• [Complete the following]:
• a. In the passage on the 3' and 5' regions of DFR cDNA:
(i) Which enzyme digested the RNA after first-strand cDNA synthesis in the 3' RACE procedure?
(ii) What removed the unincorporated dNTPs, the primer and the proteins?
(iii) Which primers amplified the 5' region of DFR?
• b. Can you retype everything in the DFR cDNA passage from "The 3' and 5'" down to "region was designed."?
• c. How would the passage on the 3' and 5' regions of DFR cDNA continue after its last sentence?

• [Document passage]:
The 3' and 5' regions of DFR cDNA
The 3' region of DFR cDNA was determined by the 3' RACE method. The first strand cDNA was synthesized from poly (A)+ RNA of CS grains collected at 5 DPA with 0.5 g of Oligo (dT)15 plus 3' adapter primer (Table 2) and reverse transcriptase (Superscript II, GIBCO-BRL, Life Technologies Inc., Rockville, MD, USA). After cDNA synthesis, RNA was digested by RNase H (Takara). The 3' region of DFR cDNA was amplified with DFR2-LP (Table 2) and the 3' adapter primers, cloned into T-vector from pBluescript SK+ vector (clone No. 1) and sequenced. To amplify the 3' region of DFR in genomic DNA, a DFR-3UTR primer (Table 2) in the 3' UTR region was designed.
The 5' RACE system (version 2.0, GIBCO-BRL) with a DFR2-RP primer was used to synthesize the first strand cDNA. After the first strand cDNA synthesis, RNA was digested. Unincorporated dNTPs, the primer and proteins were removed by spin cartridge (GIBCO-BRL). A homopolymeric tail was then added to the 3'-end of the cDNA using TdT and dCTP. The 5' region of DFR was amplified with DFR1-RP and 5'RACE primers (Table 2). The PCR products were cloned into the T-vector from pBluescript SK+ vector and sequenced.

• [Listed entries]:
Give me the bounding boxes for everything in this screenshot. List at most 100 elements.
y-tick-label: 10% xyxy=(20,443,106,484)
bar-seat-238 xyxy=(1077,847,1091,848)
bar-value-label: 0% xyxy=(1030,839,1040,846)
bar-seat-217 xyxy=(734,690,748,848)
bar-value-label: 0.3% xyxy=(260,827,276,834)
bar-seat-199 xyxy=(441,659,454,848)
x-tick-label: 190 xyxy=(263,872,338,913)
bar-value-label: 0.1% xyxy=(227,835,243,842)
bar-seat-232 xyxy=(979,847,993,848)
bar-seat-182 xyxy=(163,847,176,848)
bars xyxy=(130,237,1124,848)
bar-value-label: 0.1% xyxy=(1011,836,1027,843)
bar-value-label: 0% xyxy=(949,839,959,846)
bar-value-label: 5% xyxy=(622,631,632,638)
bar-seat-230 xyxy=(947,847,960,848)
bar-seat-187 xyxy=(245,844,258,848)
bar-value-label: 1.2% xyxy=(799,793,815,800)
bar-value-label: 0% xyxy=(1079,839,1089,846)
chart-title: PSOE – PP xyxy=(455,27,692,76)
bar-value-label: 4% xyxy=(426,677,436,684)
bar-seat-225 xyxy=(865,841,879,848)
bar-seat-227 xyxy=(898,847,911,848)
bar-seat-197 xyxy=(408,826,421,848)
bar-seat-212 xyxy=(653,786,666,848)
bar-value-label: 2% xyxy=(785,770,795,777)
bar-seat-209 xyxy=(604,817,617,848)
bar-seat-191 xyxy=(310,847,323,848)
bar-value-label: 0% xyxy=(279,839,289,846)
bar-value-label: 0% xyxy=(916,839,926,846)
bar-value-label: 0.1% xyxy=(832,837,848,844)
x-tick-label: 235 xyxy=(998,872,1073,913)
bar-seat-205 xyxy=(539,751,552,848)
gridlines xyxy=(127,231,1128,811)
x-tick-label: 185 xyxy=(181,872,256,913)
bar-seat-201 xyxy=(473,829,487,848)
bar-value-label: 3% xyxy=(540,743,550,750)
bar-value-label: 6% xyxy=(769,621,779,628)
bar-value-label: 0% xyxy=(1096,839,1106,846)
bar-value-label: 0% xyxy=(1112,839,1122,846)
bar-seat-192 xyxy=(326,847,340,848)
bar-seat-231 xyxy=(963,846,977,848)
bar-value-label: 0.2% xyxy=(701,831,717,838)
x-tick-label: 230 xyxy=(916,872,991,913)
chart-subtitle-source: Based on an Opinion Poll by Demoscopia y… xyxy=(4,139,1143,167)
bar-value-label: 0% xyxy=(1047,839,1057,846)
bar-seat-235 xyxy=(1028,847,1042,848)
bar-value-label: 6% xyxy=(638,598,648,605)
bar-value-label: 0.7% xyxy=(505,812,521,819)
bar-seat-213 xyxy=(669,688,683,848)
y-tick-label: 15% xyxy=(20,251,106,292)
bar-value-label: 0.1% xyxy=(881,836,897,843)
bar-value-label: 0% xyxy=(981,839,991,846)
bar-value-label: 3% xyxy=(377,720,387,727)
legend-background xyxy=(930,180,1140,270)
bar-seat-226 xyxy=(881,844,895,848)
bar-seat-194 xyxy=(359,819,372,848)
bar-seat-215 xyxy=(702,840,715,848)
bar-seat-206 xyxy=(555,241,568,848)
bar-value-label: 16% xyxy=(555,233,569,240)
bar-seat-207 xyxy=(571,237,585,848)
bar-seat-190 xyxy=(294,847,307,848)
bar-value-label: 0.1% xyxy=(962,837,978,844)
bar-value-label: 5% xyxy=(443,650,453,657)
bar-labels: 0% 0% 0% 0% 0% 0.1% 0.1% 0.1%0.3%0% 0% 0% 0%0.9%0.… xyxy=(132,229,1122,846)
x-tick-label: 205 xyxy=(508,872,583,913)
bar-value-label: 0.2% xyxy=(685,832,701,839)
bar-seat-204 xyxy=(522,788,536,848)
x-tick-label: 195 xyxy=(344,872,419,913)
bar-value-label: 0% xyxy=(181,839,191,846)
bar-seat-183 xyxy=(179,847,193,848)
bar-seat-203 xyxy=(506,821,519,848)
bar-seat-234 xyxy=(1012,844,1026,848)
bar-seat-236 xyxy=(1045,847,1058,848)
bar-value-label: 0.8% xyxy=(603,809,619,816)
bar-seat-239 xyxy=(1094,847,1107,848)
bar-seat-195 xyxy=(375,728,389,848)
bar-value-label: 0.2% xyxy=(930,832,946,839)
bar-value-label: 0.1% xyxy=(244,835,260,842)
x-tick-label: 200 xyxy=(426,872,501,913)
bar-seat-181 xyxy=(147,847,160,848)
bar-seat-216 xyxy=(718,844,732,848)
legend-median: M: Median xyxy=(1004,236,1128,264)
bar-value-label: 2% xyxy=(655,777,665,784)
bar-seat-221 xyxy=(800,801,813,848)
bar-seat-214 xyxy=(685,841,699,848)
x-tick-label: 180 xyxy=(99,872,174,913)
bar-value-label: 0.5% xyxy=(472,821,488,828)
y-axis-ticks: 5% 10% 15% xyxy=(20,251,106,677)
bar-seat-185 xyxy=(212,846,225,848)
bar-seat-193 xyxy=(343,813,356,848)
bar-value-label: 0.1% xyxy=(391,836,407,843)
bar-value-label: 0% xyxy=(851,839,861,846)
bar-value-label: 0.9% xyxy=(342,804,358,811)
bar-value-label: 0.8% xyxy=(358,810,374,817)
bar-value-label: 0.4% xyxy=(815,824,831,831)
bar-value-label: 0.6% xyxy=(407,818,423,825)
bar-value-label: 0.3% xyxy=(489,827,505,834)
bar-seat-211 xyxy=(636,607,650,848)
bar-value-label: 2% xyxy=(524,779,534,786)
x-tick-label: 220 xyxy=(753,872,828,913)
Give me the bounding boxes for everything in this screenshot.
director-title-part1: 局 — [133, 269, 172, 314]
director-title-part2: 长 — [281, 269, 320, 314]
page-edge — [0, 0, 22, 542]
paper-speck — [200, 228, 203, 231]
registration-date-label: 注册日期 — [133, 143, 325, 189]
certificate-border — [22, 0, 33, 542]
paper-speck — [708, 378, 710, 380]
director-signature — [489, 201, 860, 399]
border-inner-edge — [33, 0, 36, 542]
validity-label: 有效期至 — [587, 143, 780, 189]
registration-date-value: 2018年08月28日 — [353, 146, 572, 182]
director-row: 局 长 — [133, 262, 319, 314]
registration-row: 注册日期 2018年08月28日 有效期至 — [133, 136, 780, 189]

• [Exercise answers]:
• a.
(i) RNase H (Takara)
(ii) A spin cartridge (GIBCO-BRL)
(iii) DFR1-RP and 5'RACE primers

• b.
The 3' and 5' regions of DFR cDNA
The 3' region of DFR cDNA was determined by the 3' RACE method. The first strand cDNA was synthesized from poly (A)+ RNA of CS grains collected at 5 DPA with 0.5 g of Oligo (dT)15 plus 3' adapter primer (Table 2) and reverse transcriptase (Superscript II, GIBCO-BRL, Life Technologies Inc., Rockville, MD, USA). After cDNA synthesis, RNA was digested by RNase H (Takara). The 3' region of DFR cDNA was amplified with DFR2-LP (Table 2) and the 3' adapter primers, cloned into T-vector from pBluescript SK+ vector (clone No. 1) and sequenced. To amplify the 3' region of DFR in genomic DNA, a DFR-3UTR primer (Table 2) in the 3' UTR region was designed.

• c.
Inverse PCR
Norin 61 genomic DNA (1.5 µg) was digested with 15 U of a restriction enzyme, BclI. DNA was ligated using a ligation high solution (Toyobo, Japan) and used as a template for PCR.
The 5' upstream region of DFR was first amplified by PCR in 20 µl of reaction solution with 30 ng of ligated DNA, 0.5 µM of TaDFR-LR and TaDFR-IP primers, and then amplified with TaA1-R and TaDFR-RR primers (Table 2). Three fragments (2.3 kb, 2.1 kb, and 1.0 kb) were cloned and sequenced. Based on these sequences, three primers, ProA-LP, ProB-LP, and ProD-LP that are specific for 5' regions of TaDFR-A, -B, and -D were designed (Table 2). The 5' upstream regions of CS DFRs were amplified with these primers and with the TaA1-R primer (see Fig. 2a in the Results). Transcription factor binding sites were searched for using the MOTIF program (Bioinformatic Center, Institute for Chemical Research, Kyoto University, available from the web site at http://motif.genome.ad.jp).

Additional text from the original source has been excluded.